**The input:**

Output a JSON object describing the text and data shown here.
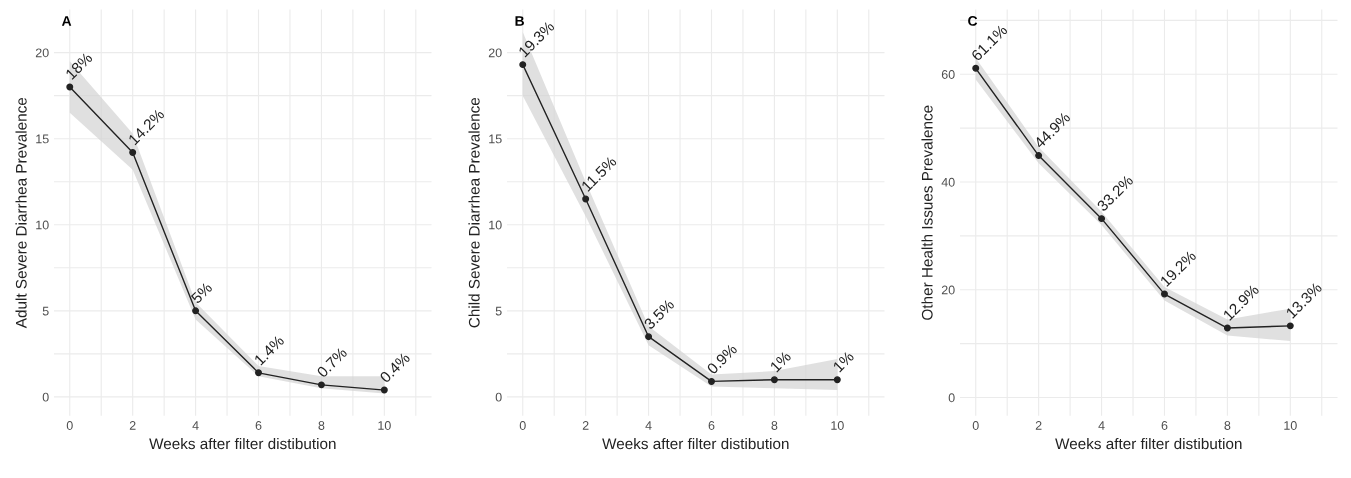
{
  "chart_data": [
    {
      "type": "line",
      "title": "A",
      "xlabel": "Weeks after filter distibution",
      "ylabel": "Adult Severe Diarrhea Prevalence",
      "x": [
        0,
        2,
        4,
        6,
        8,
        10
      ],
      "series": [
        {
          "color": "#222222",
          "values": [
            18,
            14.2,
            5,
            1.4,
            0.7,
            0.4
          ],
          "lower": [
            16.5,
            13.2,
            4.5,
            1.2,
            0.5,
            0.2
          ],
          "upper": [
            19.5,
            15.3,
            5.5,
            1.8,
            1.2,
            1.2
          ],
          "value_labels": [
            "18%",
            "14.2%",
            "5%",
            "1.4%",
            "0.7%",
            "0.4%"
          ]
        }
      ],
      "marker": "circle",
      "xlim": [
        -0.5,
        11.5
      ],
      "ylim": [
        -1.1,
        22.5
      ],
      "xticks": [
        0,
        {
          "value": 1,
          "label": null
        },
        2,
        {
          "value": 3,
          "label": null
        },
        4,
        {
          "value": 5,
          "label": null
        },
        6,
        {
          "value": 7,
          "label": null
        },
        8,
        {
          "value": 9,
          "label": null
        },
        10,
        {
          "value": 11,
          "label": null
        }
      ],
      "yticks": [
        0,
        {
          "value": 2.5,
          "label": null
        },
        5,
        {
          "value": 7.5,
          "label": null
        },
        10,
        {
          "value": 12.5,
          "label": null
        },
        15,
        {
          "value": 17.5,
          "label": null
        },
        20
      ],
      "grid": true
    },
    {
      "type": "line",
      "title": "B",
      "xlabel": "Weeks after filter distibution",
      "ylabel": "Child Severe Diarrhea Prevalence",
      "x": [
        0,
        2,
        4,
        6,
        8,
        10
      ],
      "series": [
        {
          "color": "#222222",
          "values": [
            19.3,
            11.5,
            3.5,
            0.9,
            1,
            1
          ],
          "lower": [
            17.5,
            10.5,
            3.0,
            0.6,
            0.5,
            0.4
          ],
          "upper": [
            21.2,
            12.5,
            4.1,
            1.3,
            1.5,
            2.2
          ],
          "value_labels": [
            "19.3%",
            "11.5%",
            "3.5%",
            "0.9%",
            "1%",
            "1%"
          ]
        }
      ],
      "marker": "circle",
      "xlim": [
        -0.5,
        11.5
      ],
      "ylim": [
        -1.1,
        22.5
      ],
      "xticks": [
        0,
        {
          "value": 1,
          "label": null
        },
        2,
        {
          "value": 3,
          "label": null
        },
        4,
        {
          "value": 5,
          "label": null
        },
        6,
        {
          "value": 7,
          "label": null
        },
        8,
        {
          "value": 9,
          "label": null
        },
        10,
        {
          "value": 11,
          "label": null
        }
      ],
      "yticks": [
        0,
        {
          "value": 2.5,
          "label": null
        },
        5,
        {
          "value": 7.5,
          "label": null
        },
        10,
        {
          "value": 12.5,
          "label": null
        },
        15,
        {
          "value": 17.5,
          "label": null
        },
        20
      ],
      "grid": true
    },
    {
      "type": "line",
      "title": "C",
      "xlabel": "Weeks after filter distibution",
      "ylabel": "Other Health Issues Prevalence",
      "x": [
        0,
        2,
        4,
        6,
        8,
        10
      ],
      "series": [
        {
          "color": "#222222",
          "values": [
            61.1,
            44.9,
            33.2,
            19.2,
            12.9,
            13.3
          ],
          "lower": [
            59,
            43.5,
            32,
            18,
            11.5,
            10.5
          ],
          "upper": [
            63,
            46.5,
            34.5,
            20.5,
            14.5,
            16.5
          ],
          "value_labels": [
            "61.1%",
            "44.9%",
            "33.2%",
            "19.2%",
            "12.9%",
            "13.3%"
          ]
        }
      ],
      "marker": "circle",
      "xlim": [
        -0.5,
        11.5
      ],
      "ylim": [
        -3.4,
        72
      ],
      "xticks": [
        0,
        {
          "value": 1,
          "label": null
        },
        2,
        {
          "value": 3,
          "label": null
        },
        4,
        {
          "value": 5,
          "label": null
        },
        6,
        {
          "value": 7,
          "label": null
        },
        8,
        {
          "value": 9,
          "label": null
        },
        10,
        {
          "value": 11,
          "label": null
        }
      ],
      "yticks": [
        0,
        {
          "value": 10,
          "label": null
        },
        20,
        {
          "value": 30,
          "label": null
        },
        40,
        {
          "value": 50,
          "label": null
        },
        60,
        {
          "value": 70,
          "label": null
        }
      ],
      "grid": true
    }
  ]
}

**Brief:** Make an exact copy of every record, pictures excluded.

**Expected answer:**
Output a JSON object describing the text and data shown here.
{
  "chart_data": [
    {
      "type": "line",
      "title": "A",
      "xlabel": "Weeks after filter distibution",
      "ylabel": "Adult Severe Diarrhea Prevalence",
      "x": [
        0,
        2,
        4,
        6,
        8,
        10
      ],
      "series": [
        {
          "color": "#222222",
          "values": [
            18,
            14.2,
            5,
            1.4,
            0.7,
            0.4
          ],
          "lower": [
            16.5,
            13.2,
            4.5,
            1.2,
            0.5,
            0.2
          ],
          "upper": [
            19.5,
            15.3,
            5.5,
            1.8,
            1.2,
            1.2
          ],
          "value_labels": [
            "18%",
            "14.2%",
            "5%",
            "1.4%",
            "0.7%",
            "0.4%"
          ]
        }
      ],
      "marker": "circle",
      "xlim": [
        -0.5,
        11.5
      ],
      "ylim": [
        -1.1,
        22.5
      ],
      "xticks": [
        0,
        {
          "value": 1,
          "label": null
        },
        2,
        {
          "value": 3,
          "label": null
        },
        4,
        {
          "value": 5,
          "label": null
        },
        6,
        {
          "value": 7,
          "label": null
        },
        8,
        {
          "value": 9,
          "label": null
        },
        10,
        {
          "value": 11,
          "label": null
        }
      ],
      "yticks": [
        0,
        {
          "value": 2.5,
          "label": null
        },
        5,
        {
          "value": 7.5,
          "label": null
        },
        10,
        {
          "value": 12.5,
          "label": null
        },
        15,
        {
          "value": 17.5,
          "label": null
        },
        20
      ],
      "grid": true
    },
    {
      "type": "line",
      "title": "B",
      "xlabel": "Weeks after filter distibution",
      "ylabel": "Child Severe Diarrhea Prevalence",
      "x": [
        0,
        2,
        4,
        6,
        8,
        10
      ],
      "series": [
        {
          "color": "#222222",
          "values": [
            19.3,
            11.5,
            3.5,
            0.9,
            1,
            1
          ],
          "lower": [
            17.5,
            10.5,
            3.0,
            0.6,
            0.5,
            0.4
          ],
          "upper": [
            21.2,
            12.5,
            4.1,
            1.3,
            1.5,
            2.2
          ],
          "value_labels": [
            "19.3%",
            "11.5%",
            "3.5%",
            "0.9%",
            "1%",
            "1%"
          ]
        }
      ],
      "marker": "circle",
      "xlim": [
        -0.5,
        11.5
      ],
      "ylim": [
        -1.1,
        22.5
      ],
      "xticks": [
        0,
        {
          "value": 1,
          "label": null
        },
        2,
        {
          "value": 3,
          "label": null
        },
        4,
        {
          "value": 5,
          "label": null
        },
        6,
        {
          "value": 7,
          "label": null
        },
        8,
        {
          "value": 9,
          "label": null
        },
        10,
        {
          "value": 11,
          "label": null
        }
      ],
      "yticks": [
        0,
        {
          "value": 2.5,
          "label": null
        },
        5,
        {
          "value": 7.5,
          "label": null
        },
        10,
        {
          "value": 12.5,
          "label": null
        },
        15,
        {
          "value": 17.5,
          "label": null
        },
        20
      ],
      "grid": true
    },
    {
      "type": "line",
      "title": "C",
      "xlabel": "Weeks after filter distibution",
      "ylabel": "Other Health Issues Prevalence",
      "x": [
        0,
        2,
        4,
        6,
        8,
        10
      ],
      "series": [
        {
          "color": "#222222",
          "values": [
            61.1,
            44.9,
            33.2,
            19.2,
            12.9,
            13.3
          ],
          "lower": [
            59,
            43.5,
            32,
            18,
            11.5,
            10.5
          ],
          "upper": [
            63,
            46.5,
            34.5,
            20.5,
            14.5,
            16.5
          ],
          "value_labels": [
            "61.1%",
            "44.9%",
            "33.2%",
            "19.2%",
            "12.9%",
            "13.3%"
          ]
        }
      ],
      "marker": "circle",
      "xlim": [
        -0.5,
        11.5
      ],
      "ylim": [
        -3.4,
        72
      ],
      "xticks": [
        0,
        {
          "value": 1,
          "label": null
        },
        2,
        {
          "value": 3,
          "label": null
        },
        4,
        {
          "value": 5,
          "label": null
        },
        6,
        {
          "value": 7,
          "label": null
        },
        8,
        {
          "value": 9,
          "label": null
        },
        10,
        {
          "value": 11,
          "label": null
        }
      ],
      "yticks": [
        0,
        {
          "value": 10,
          "label": null
        },
        20,
        {
          "value": 30,
          "label": null
        },
        40,
        {
          "value": 50,
          "label": null
        },
        60,
        {
          "value": 70,
          "label": null
        }
      ],
      "grid": true
    }
  ]
}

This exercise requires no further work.